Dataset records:

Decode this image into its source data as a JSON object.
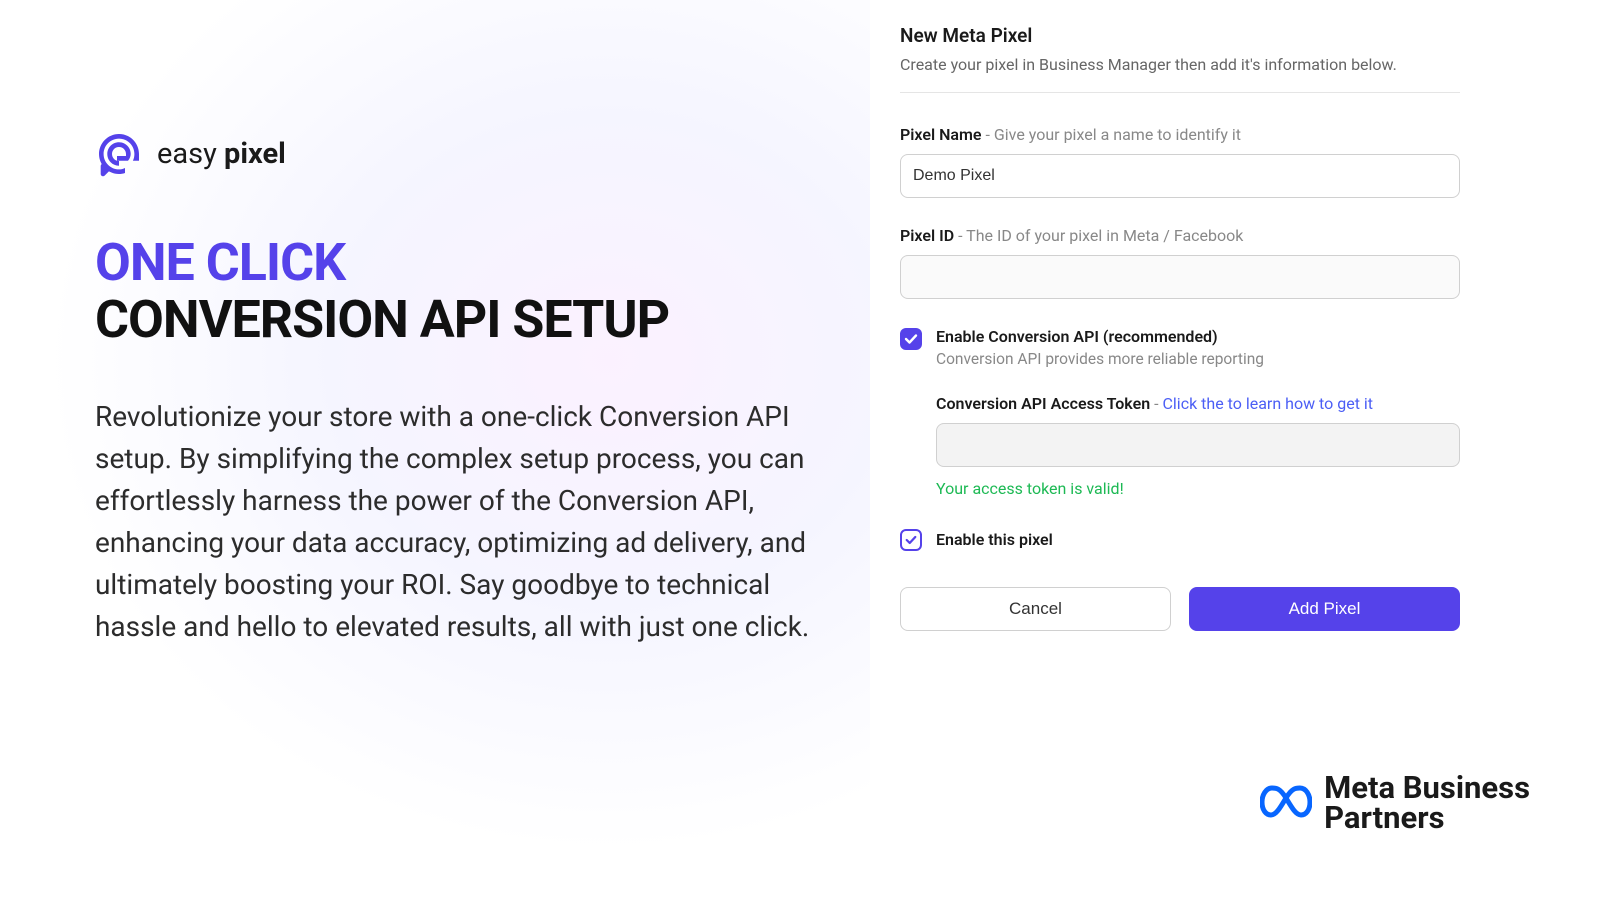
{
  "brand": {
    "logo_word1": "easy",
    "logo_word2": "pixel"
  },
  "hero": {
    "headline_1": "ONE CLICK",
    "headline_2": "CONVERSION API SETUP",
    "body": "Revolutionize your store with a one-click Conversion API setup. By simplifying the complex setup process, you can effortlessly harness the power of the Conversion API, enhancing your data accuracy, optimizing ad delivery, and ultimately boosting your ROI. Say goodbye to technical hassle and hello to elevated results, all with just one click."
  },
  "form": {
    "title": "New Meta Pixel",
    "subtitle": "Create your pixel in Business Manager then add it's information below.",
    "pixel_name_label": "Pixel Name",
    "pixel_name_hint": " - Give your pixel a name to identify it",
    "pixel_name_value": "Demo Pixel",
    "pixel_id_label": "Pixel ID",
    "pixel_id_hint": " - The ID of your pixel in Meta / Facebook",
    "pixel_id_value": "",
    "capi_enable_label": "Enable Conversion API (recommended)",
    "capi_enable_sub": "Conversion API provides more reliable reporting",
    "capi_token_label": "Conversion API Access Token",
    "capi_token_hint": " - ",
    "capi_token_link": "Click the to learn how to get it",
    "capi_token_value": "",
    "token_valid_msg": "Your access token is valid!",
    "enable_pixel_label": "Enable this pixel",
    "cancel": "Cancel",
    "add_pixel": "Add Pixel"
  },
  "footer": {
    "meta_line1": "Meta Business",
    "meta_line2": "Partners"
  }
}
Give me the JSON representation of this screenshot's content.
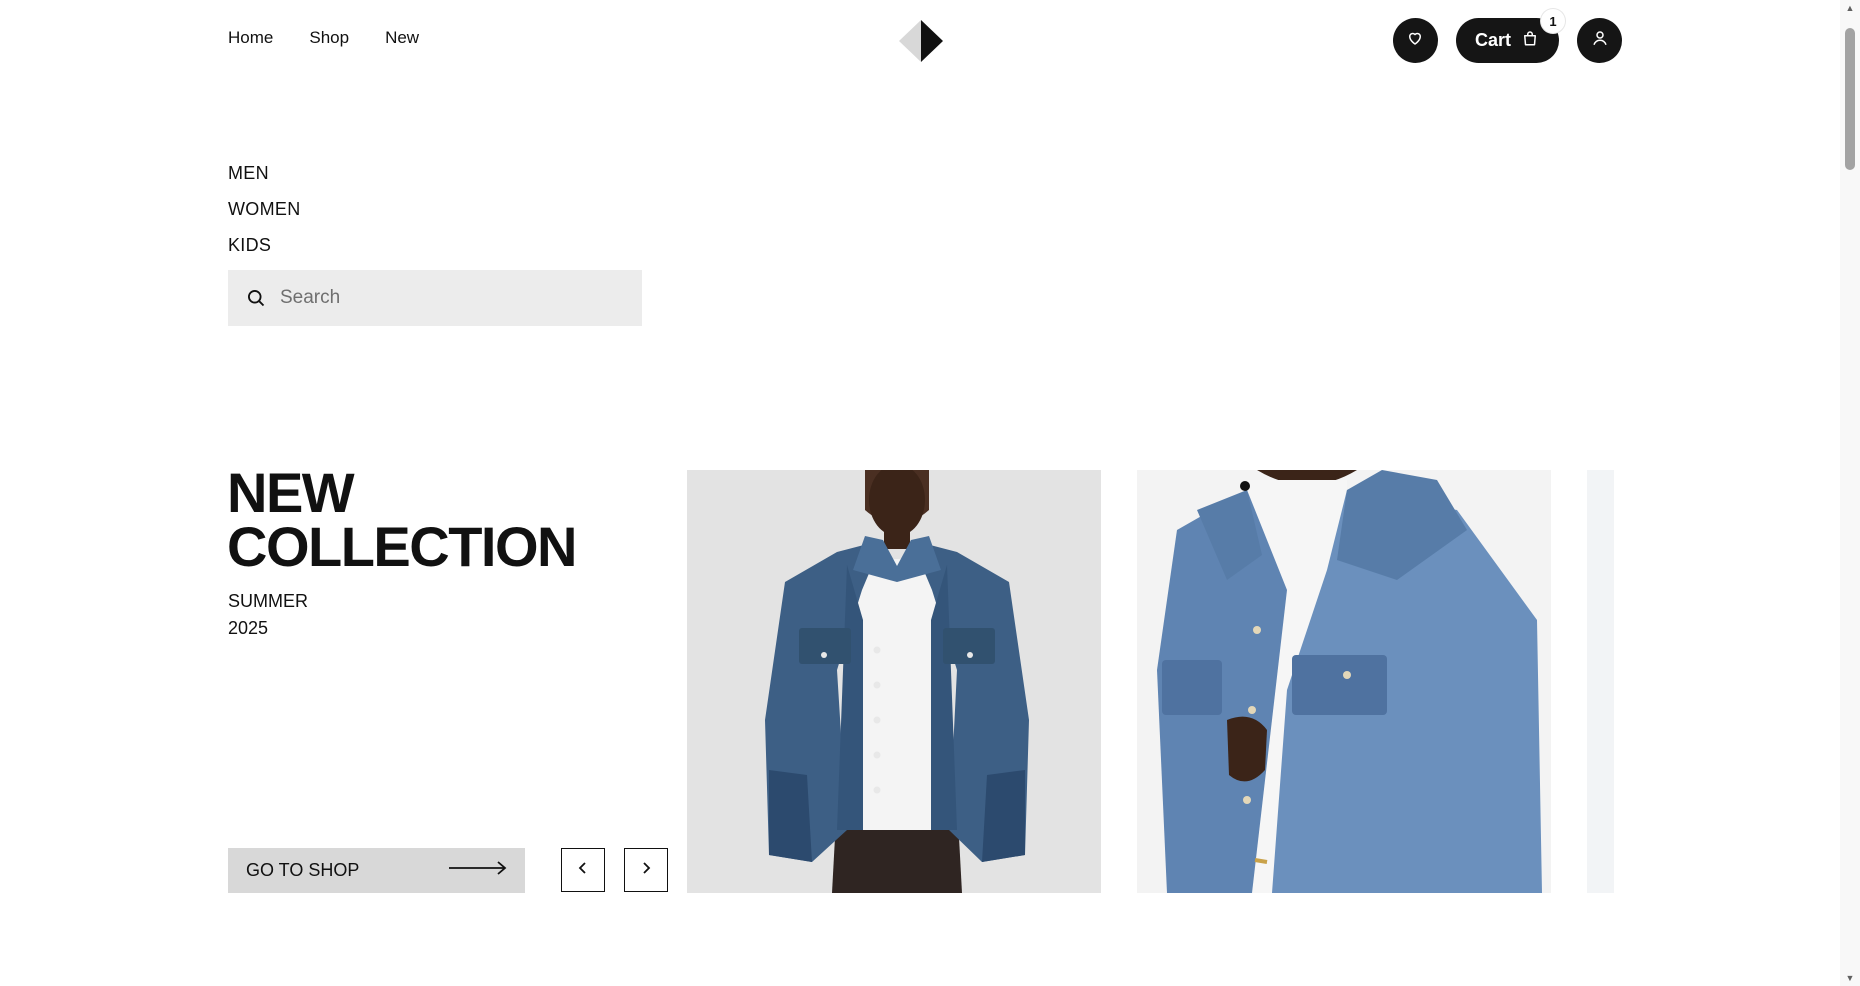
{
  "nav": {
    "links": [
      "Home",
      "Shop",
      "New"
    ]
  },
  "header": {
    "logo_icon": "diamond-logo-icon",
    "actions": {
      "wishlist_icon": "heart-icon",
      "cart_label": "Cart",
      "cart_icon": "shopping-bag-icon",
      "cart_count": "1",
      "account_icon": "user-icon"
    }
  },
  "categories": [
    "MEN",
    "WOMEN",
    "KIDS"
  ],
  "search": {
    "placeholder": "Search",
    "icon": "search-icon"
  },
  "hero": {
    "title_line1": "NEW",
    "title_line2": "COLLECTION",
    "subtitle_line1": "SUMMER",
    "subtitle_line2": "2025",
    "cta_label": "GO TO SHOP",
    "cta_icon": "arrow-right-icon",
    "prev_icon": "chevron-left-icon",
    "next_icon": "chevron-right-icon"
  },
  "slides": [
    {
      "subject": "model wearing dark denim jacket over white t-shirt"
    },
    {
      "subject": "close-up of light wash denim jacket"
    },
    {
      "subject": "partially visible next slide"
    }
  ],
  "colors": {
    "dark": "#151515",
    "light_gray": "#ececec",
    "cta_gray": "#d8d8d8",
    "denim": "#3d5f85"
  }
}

==

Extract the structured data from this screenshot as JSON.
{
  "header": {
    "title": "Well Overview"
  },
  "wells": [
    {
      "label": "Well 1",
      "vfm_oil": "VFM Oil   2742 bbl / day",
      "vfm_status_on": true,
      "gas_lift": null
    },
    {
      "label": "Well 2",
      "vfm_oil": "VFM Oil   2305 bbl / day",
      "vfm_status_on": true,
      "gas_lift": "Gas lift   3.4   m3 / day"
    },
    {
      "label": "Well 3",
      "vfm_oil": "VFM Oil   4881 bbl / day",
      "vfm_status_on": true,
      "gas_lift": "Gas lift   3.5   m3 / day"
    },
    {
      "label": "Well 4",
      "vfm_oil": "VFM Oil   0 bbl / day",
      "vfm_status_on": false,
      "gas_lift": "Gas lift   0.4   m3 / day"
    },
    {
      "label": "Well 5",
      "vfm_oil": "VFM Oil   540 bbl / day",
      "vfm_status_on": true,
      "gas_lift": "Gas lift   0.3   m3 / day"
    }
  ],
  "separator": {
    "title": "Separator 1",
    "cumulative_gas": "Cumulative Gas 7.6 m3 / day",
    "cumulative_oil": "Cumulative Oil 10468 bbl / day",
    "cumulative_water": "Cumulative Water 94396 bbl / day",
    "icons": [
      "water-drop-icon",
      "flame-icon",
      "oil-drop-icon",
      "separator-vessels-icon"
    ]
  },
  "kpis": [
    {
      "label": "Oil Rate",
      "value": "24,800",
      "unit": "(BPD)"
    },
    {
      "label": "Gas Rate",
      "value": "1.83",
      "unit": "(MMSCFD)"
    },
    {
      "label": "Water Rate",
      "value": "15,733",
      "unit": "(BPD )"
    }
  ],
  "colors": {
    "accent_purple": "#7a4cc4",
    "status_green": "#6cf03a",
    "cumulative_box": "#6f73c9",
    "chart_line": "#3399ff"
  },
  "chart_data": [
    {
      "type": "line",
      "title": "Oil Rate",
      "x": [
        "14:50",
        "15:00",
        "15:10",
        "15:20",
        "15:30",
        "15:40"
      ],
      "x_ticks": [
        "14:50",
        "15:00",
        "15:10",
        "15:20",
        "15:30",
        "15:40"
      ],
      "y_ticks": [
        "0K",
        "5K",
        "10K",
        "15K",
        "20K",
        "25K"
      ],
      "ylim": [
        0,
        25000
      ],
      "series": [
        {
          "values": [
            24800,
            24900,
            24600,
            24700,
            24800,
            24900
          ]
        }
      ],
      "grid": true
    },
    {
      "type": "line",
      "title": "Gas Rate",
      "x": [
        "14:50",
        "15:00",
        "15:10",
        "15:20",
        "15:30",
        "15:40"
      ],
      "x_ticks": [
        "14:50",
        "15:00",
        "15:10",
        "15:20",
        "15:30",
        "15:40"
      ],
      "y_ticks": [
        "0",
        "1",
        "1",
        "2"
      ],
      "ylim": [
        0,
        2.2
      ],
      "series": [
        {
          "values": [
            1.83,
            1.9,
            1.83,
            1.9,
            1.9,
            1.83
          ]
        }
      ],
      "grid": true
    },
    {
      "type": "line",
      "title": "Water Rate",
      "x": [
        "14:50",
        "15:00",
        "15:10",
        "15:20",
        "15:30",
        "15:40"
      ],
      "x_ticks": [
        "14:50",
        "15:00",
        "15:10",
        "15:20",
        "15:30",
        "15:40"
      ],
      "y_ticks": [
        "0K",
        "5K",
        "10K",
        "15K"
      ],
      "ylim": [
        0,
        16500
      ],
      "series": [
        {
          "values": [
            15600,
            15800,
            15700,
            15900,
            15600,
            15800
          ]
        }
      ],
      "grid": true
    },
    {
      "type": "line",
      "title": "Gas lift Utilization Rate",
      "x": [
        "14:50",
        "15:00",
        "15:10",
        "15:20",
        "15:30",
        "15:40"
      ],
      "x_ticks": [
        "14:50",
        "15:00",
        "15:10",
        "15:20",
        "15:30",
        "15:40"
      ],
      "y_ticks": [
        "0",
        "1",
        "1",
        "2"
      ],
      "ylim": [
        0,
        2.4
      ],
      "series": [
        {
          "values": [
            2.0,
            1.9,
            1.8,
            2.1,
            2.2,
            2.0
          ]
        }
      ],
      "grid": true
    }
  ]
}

**Exercise directions:**
Which lines hold the string "dark"? List them all.

**Solution for this exercise:**
      "subject": "model wearing dark denim jacket over white t-shirt"
    "dark": "#151515",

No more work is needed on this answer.